* [YOUR GOAL]
Beneath this task is a listing. State how many of its lines include the string "file", giving nothing but the number.

* [MATERIAL PROVIDED]
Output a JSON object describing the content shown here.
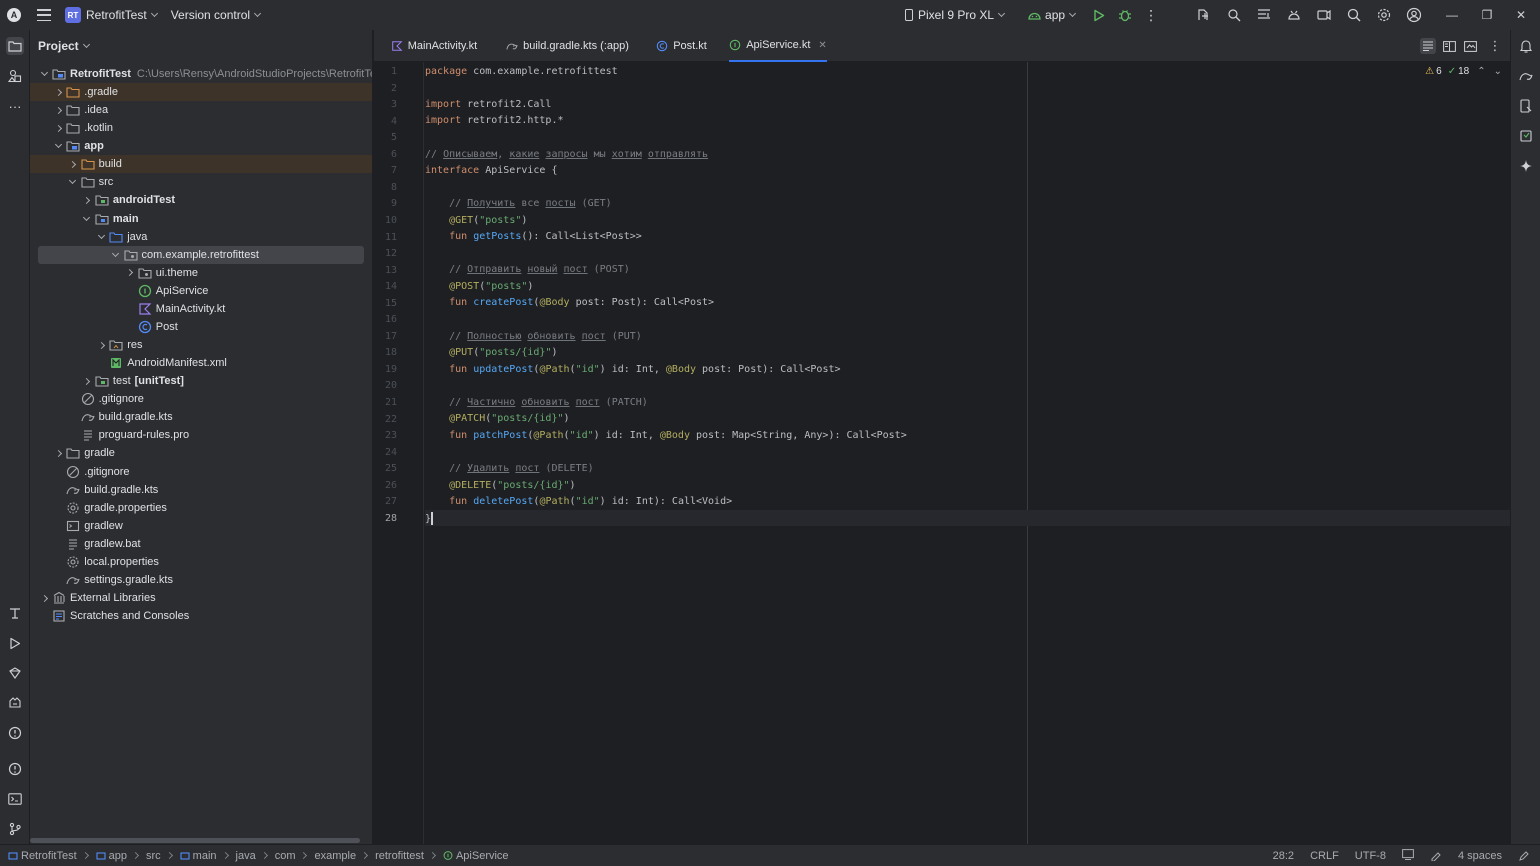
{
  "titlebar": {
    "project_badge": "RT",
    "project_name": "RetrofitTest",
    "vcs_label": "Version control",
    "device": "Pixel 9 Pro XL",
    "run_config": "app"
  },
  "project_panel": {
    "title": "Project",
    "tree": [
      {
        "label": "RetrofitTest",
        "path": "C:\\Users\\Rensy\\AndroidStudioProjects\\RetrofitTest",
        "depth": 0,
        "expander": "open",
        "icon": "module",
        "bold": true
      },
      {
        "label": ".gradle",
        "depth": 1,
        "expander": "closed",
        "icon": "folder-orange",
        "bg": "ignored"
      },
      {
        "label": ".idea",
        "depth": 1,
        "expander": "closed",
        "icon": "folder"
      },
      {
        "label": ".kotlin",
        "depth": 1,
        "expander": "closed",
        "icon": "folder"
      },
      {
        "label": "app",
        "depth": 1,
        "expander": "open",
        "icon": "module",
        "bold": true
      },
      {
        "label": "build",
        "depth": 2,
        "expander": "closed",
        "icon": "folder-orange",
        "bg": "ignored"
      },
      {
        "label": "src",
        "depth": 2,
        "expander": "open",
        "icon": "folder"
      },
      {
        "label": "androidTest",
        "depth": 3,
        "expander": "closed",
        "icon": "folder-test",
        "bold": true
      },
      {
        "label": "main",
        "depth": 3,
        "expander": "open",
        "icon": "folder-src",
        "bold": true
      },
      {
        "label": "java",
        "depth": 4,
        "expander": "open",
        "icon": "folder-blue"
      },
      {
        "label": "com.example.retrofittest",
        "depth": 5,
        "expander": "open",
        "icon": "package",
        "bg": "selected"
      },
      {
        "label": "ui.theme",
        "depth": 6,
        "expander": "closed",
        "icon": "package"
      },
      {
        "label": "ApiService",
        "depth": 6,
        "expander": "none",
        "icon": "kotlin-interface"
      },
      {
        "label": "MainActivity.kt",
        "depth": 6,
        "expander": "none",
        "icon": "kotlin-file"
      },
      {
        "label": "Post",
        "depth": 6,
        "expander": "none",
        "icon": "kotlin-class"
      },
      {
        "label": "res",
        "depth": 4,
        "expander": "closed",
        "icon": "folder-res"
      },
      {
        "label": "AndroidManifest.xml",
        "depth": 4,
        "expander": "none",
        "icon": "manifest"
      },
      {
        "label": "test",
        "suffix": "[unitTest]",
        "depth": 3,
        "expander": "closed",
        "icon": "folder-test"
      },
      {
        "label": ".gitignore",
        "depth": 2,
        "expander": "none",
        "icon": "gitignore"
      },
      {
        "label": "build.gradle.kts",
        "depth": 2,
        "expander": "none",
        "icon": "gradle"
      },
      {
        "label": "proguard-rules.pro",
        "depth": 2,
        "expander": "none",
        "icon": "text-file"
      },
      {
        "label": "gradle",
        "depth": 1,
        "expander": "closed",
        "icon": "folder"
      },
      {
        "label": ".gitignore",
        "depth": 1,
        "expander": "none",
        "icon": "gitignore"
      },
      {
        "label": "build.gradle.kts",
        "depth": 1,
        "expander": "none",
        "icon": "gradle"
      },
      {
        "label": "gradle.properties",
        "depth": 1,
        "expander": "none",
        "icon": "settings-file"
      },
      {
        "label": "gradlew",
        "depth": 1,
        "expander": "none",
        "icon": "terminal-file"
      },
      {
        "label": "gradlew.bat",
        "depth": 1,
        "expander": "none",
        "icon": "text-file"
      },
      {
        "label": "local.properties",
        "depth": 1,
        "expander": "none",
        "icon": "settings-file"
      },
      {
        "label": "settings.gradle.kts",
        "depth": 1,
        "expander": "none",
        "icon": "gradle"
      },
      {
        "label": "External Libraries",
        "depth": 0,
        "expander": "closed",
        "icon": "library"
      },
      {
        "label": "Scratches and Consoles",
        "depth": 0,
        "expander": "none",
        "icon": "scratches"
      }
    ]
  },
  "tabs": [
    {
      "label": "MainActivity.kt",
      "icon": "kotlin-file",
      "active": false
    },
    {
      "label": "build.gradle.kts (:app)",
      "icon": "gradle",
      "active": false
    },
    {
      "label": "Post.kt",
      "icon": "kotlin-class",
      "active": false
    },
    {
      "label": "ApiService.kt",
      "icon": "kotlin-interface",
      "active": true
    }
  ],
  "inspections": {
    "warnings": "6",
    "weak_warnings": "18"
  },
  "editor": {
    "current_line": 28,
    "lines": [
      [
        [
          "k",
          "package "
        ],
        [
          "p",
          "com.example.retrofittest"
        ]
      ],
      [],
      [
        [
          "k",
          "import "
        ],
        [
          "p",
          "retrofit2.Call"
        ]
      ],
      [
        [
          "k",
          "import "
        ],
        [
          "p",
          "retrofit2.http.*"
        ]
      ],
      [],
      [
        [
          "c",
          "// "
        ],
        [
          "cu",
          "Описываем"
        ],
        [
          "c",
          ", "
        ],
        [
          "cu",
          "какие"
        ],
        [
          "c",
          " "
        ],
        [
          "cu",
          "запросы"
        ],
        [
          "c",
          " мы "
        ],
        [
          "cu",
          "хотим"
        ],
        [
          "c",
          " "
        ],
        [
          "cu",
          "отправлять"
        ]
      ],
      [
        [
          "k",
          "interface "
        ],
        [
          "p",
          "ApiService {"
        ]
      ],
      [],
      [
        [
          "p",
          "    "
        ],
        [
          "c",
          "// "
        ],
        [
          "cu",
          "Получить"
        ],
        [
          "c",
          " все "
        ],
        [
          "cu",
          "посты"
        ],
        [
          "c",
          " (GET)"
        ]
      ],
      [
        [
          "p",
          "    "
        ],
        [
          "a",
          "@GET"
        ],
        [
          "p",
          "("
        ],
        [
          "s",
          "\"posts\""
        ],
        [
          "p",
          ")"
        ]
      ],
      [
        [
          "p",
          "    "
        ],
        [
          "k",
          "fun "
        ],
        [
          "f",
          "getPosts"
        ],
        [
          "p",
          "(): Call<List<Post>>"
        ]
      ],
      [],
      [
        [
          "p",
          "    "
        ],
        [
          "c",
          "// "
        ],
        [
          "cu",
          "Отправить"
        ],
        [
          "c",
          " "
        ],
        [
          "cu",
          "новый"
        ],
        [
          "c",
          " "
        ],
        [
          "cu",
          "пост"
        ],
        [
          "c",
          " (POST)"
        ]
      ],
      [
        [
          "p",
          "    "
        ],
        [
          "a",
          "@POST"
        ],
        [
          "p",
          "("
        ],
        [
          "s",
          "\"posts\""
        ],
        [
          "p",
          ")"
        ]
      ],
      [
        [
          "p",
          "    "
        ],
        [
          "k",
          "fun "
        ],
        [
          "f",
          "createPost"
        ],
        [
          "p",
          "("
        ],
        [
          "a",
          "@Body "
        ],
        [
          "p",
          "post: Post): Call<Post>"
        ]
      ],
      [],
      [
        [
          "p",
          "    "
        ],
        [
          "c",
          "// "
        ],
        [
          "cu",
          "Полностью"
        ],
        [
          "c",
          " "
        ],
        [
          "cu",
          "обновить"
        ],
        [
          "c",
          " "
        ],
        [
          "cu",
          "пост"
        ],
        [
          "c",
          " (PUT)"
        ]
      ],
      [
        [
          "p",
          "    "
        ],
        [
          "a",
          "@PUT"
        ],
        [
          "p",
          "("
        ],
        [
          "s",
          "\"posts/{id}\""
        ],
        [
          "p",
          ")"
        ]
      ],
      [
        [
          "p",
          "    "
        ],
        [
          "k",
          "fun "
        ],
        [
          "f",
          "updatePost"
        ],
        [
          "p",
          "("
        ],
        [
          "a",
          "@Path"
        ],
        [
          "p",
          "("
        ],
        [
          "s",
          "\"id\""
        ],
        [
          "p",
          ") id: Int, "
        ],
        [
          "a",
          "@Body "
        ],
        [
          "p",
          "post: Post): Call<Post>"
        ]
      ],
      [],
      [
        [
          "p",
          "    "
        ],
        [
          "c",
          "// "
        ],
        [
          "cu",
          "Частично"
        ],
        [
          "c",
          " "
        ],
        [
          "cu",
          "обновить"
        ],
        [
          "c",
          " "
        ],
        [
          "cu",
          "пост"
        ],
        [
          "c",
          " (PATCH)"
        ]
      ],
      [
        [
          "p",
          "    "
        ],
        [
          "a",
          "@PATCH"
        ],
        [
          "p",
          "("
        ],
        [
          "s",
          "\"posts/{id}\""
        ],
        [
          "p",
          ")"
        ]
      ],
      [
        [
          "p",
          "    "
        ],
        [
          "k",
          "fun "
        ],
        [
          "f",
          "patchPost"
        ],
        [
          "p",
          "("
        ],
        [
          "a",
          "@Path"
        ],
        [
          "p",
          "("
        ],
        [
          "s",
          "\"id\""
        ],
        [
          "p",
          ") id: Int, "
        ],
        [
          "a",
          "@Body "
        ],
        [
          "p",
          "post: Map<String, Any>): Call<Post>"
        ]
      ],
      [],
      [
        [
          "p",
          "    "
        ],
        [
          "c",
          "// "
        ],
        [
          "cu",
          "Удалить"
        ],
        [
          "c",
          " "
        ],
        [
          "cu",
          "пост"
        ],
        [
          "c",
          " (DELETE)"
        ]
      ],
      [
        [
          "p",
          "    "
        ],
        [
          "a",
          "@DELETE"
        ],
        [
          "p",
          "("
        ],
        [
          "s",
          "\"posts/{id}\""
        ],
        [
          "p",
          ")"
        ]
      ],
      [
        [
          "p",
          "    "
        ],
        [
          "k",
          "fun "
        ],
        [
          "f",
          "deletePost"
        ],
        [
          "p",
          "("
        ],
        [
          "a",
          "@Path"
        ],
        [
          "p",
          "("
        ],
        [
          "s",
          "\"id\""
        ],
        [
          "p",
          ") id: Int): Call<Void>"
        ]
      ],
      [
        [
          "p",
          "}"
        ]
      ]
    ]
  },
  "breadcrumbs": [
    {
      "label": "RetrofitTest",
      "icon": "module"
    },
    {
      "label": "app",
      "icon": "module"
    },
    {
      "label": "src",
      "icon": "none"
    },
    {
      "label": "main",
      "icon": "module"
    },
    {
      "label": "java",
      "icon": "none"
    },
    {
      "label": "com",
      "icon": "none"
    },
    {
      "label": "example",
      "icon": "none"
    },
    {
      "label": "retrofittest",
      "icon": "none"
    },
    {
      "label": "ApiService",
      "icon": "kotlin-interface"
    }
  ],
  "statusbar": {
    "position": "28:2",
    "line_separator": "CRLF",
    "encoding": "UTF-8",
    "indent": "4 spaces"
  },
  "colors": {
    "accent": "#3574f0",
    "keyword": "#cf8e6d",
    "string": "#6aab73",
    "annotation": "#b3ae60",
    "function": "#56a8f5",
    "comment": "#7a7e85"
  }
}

* [EXERCISE RESPONSE]
7